◆ **EXERCISE INPUT**:
+-------+
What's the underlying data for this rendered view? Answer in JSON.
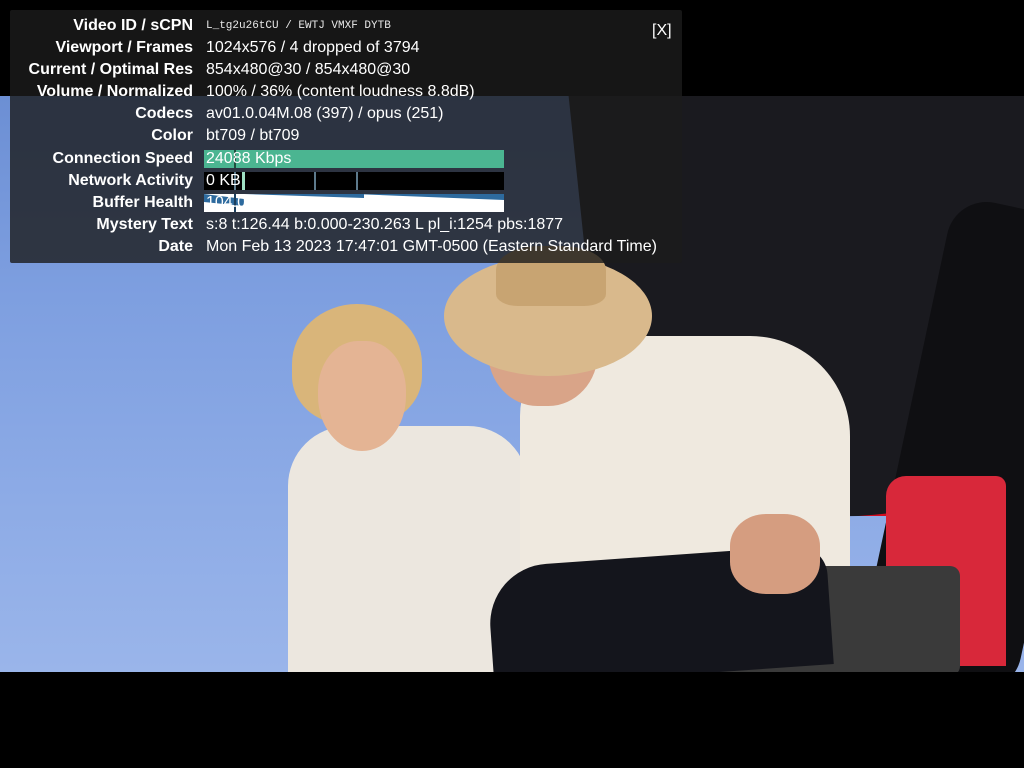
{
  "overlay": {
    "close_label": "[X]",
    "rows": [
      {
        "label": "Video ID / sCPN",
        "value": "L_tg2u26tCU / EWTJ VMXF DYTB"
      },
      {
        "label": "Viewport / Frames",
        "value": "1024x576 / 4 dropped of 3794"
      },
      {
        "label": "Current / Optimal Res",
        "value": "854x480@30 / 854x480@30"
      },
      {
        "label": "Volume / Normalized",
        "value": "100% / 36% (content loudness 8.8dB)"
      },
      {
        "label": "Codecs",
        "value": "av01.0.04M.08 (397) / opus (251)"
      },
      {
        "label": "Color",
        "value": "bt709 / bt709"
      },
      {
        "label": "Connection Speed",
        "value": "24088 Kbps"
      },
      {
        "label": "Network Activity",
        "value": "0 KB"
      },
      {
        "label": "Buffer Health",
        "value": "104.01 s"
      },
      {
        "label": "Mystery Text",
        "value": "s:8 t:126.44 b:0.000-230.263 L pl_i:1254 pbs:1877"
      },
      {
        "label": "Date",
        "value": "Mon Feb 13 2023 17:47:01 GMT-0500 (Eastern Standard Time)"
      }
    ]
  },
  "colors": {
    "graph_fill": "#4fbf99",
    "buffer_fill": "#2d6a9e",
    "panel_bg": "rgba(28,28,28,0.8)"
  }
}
+-------+
◆ **EXERCISE OBJECTIVE**: Without the pictures, restate all of the entries above verbatim.

◆ **OUTPUT**:
What's the underlying data for this rendered view? Answer in JSON.
{
  "overlay": {
    "close_label": "[X]",
    "rows": [
      {
        "label": "Video ID / sCPN",
        "value": "L_tg2u26tCU / EWTJ VMXF DYTB"
      },
      {
        "label": "Viewport / Frames",
        "value": "1024x576 / 4 dropped of 3794"
      },
      {
        "label": "Current / Optimal Res",
        "value": "854x480@30 / 854x480@30"
      },
      {
        "label": "Volume / Normalized",
        "value": "100% / 36% (content loudness 8.8dB)"
      },
      {
        "label": "Codecs",
        "value": "av01.0.04M.08 (397) / opus (251)"
      },
      {
        "label": "Color",
        "value": "bt709 / bt709"
      },
      {
        "label": "Connection Speed",
        "value": "24088 Kbps"
      },
      {
        "label": "Network Activity",
        "value": "0 KB"
      },
      {
        "label": "Buffer Health",
        "value": "104.01 s"
      },
      {
        "label": "Mystery Text",
        "value": "s:8 t:126.44 b:0.000-230.263 L pl_i:1254 pbs:1877"
      },
      {
        "label": "Date",
        "value": "Mon Feb 13 2023 17:47:01 GMT-0500 (Eastern Standard Time)"
      }
    ]
  },
  "colors": {
    "graph_fill": "#4fbf99",
    "buffer_fill": "#2d6a9e",
    "panel_bg": "rgba(28,28,28,0.8)"
  }
}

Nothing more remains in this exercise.